Copy the data verbatim, beginning at the line that contains "legend-label: Flag partition" and stopping after the line that contains "y-tick-label: 80000 <box>33 210 73 225</box>".

↓

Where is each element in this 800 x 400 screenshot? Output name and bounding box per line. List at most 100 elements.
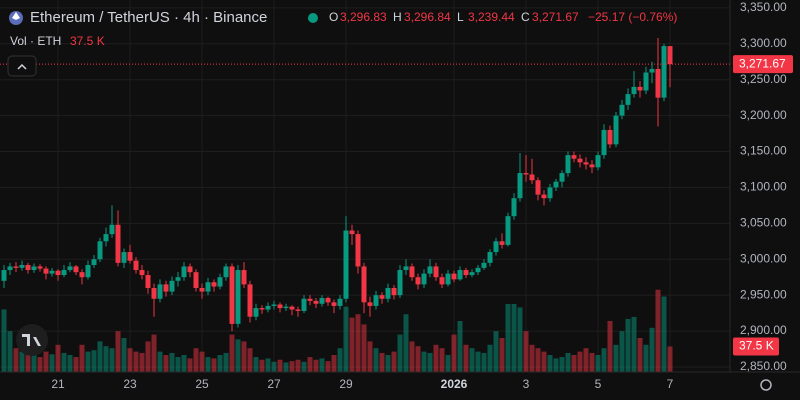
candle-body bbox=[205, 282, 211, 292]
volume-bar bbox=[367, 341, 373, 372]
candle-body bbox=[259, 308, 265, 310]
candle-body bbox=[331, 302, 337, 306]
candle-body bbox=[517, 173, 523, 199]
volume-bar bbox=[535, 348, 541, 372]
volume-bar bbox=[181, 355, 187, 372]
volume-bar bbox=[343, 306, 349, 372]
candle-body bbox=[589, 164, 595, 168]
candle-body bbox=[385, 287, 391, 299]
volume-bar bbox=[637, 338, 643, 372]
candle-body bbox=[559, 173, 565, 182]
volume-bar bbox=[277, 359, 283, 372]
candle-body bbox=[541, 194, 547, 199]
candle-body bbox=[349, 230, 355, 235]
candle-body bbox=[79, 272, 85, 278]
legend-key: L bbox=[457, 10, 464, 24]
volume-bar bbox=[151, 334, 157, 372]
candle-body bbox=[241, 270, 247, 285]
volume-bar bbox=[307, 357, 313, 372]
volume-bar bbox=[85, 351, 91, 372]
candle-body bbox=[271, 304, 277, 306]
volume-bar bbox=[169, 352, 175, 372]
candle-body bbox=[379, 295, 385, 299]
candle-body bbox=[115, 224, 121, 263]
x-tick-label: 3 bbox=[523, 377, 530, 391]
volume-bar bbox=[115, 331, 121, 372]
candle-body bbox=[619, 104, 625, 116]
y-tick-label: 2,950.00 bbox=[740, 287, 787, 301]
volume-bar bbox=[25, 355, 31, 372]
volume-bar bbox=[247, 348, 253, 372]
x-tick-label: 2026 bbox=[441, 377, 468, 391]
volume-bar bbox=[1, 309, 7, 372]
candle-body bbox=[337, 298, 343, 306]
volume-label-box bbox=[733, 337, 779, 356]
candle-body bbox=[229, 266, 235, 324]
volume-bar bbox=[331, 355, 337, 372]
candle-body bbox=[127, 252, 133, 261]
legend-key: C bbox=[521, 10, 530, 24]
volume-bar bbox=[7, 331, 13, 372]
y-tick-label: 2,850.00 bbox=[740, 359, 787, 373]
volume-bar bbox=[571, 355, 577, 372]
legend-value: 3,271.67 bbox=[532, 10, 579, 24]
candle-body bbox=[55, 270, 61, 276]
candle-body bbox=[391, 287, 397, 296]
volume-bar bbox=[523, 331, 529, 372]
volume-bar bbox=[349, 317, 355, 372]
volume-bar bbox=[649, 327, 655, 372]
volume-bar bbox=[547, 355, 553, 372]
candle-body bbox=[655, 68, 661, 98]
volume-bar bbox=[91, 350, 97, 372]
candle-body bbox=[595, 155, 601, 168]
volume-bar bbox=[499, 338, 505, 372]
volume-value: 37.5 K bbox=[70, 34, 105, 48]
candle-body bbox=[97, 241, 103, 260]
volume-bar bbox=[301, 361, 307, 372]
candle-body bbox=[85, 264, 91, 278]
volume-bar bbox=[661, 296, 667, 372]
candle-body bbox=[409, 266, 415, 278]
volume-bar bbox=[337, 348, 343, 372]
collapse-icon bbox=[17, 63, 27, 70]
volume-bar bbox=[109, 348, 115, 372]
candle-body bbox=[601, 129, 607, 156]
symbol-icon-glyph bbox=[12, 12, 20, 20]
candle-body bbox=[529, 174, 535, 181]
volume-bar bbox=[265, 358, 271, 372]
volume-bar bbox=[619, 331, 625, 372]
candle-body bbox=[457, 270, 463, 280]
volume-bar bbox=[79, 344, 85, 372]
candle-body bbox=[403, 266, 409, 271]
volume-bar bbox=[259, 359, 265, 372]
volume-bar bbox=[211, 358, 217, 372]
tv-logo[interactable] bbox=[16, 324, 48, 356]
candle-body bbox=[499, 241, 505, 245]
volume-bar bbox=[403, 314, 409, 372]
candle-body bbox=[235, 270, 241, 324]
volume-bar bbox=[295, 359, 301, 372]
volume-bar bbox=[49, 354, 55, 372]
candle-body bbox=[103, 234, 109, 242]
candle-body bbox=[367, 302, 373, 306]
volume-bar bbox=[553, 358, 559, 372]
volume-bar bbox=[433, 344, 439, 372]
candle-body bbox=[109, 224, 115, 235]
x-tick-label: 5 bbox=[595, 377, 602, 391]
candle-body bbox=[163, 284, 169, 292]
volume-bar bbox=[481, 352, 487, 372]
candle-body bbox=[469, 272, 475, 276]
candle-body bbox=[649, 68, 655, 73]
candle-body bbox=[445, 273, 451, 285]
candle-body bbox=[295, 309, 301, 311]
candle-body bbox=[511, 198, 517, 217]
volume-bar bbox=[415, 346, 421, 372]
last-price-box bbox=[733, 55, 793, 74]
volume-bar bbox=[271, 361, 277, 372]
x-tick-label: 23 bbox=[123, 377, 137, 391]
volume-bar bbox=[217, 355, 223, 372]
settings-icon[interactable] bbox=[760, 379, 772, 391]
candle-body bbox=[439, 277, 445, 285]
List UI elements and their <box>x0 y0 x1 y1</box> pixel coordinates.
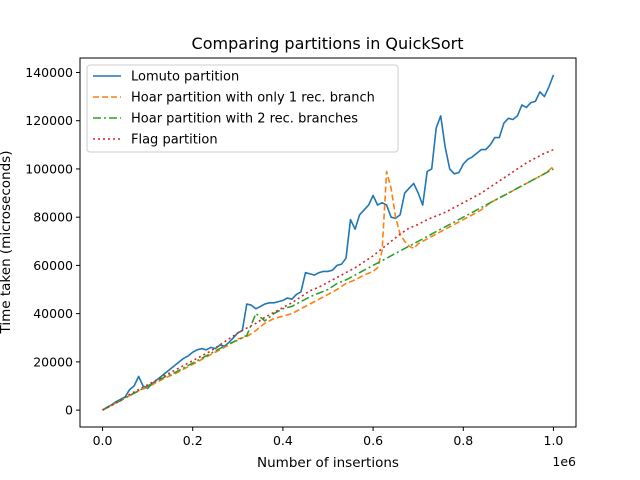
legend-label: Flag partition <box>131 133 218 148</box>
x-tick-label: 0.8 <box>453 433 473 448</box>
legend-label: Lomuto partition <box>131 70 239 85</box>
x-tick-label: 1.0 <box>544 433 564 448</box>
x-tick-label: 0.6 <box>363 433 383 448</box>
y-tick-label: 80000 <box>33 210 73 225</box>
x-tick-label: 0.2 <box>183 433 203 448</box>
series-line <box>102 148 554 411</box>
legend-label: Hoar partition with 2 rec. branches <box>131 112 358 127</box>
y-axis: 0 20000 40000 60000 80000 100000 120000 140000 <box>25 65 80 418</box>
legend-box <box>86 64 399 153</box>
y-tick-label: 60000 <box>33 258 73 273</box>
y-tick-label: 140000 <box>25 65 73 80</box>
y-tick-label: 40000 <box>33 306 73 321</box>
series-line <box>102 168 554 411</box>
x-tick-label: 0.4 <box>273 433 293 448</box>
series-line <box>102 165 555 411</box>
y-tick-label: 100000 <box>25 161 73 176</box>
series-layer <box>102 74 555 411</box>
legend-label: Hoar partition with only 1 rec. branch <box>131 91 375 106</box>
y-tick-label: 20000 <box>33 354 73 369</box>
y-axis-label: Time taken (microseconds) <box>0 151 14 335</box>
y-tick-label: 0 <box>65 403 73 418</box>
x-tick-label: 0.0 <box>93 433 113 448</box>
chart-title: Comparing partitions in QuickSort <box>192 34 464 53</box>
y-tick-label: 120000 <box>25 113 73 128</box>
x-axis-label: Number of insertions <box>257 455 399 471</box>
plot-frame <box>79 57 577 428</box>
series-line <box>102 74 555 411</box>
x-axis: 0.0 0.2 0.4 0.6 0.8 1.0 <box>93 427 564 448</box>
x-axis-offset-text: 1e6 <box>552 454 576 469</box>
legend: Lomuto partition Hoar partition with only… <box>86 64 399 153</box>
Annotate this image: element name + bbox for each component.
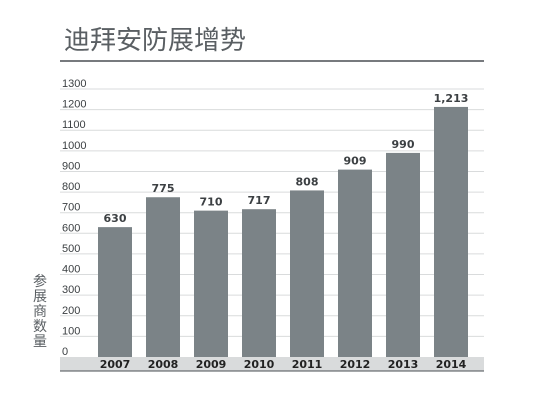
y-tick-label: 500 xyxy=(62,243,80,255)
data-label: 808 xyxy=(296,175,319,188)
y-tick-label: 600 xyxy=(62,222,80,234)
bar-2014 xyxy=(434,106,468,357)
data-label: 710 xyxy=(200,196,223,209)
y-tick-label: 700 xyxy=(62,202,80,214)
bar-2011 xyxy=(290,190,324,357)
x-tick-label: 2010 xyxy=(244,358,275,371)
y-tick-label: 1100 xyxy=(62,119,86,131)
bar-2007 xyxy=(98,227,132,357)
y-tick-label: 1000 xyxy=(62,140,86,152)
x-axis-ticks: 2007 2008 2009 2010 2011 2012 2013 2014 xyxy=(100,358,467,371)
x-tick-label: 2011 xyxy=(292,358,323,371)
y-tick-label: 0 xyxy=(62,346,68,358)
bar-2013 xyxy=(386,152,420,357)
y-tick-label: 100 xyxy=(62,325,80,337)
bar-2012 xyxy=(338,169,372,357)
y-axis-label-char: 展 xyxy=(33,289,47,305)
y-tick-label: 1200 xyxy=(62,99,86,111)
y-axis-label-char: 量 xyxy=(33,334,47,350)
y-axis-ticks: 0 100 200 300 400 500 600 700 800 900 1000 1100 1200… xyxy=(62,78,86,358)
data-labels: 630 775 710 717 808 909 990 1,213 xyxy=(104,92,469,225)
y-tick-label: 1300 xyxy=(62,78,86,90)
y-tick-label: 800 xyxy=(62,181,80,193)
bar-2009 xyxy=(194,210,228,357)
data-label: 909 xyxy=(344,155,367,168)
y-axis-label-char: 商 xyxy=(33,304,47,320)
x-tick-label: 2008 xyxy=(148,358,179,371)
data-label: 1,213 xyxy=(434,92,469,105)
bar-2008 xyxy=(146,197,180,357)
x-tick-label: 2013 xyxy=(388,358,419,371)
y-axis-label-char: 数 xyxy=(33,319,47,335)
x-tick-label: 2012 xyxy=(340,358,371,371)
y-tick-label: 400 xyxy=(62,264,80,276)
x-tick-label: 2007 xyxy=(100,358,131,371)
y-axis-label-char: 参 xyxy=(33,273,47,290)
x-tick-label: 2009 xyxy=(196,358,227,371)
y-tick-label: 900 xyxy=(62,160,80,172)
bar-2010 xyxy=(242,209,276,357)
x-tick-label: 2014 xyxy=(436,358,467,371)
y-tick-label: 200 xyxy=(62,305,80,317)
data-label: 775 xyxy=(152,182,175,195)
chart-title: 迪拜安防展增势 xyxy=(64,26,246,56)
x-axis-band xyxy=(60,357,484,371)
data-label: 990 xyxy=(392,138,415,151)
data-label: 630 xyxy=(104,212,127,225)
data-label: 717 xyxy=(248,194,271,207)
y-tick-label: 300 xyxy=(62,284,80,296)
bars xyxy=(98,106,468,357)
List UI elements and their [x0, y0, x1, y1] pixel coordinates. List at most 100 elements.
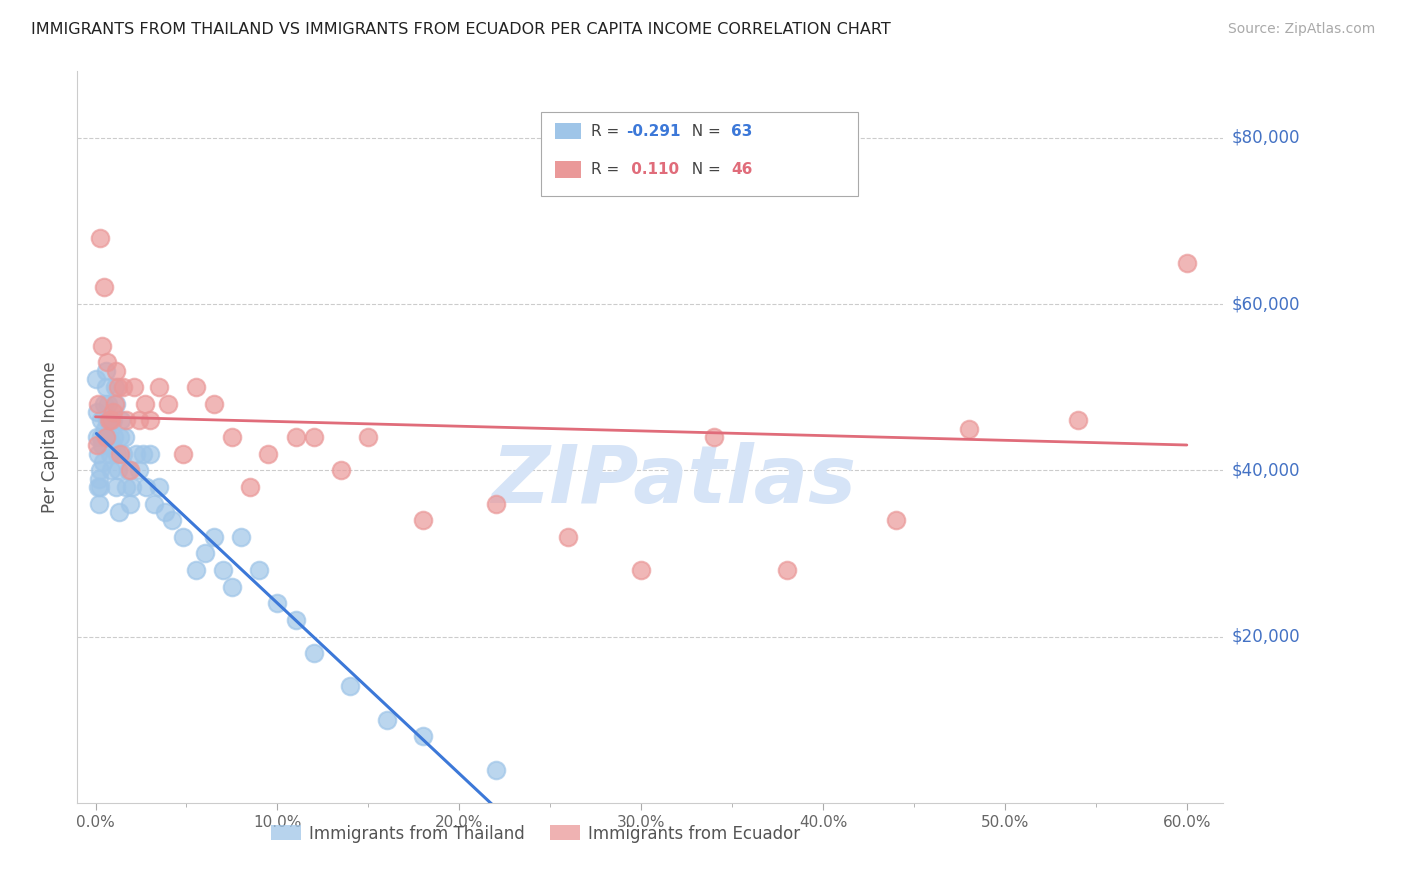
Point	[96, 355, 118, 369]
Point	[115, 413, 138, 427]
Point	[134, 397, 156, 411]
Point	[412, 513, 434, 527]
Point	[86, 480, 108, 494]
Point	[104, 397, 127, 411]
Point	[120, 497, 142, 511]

↑

**Answer to the problem**
legend-label: Flag partition <box>131 133 218 148</box>
x-tick-label: 0.8 <box>453 433 473 448</box>
legend-label: Lomuto partition <box>131 70 239 85</box>
x-tick-label: 1.0 <box>544 433 564 448</box>
x-tick-label: 0.6 <box>363 433 383 448</box>
y-tick-label: 80000 <box>33 210 73 225</box>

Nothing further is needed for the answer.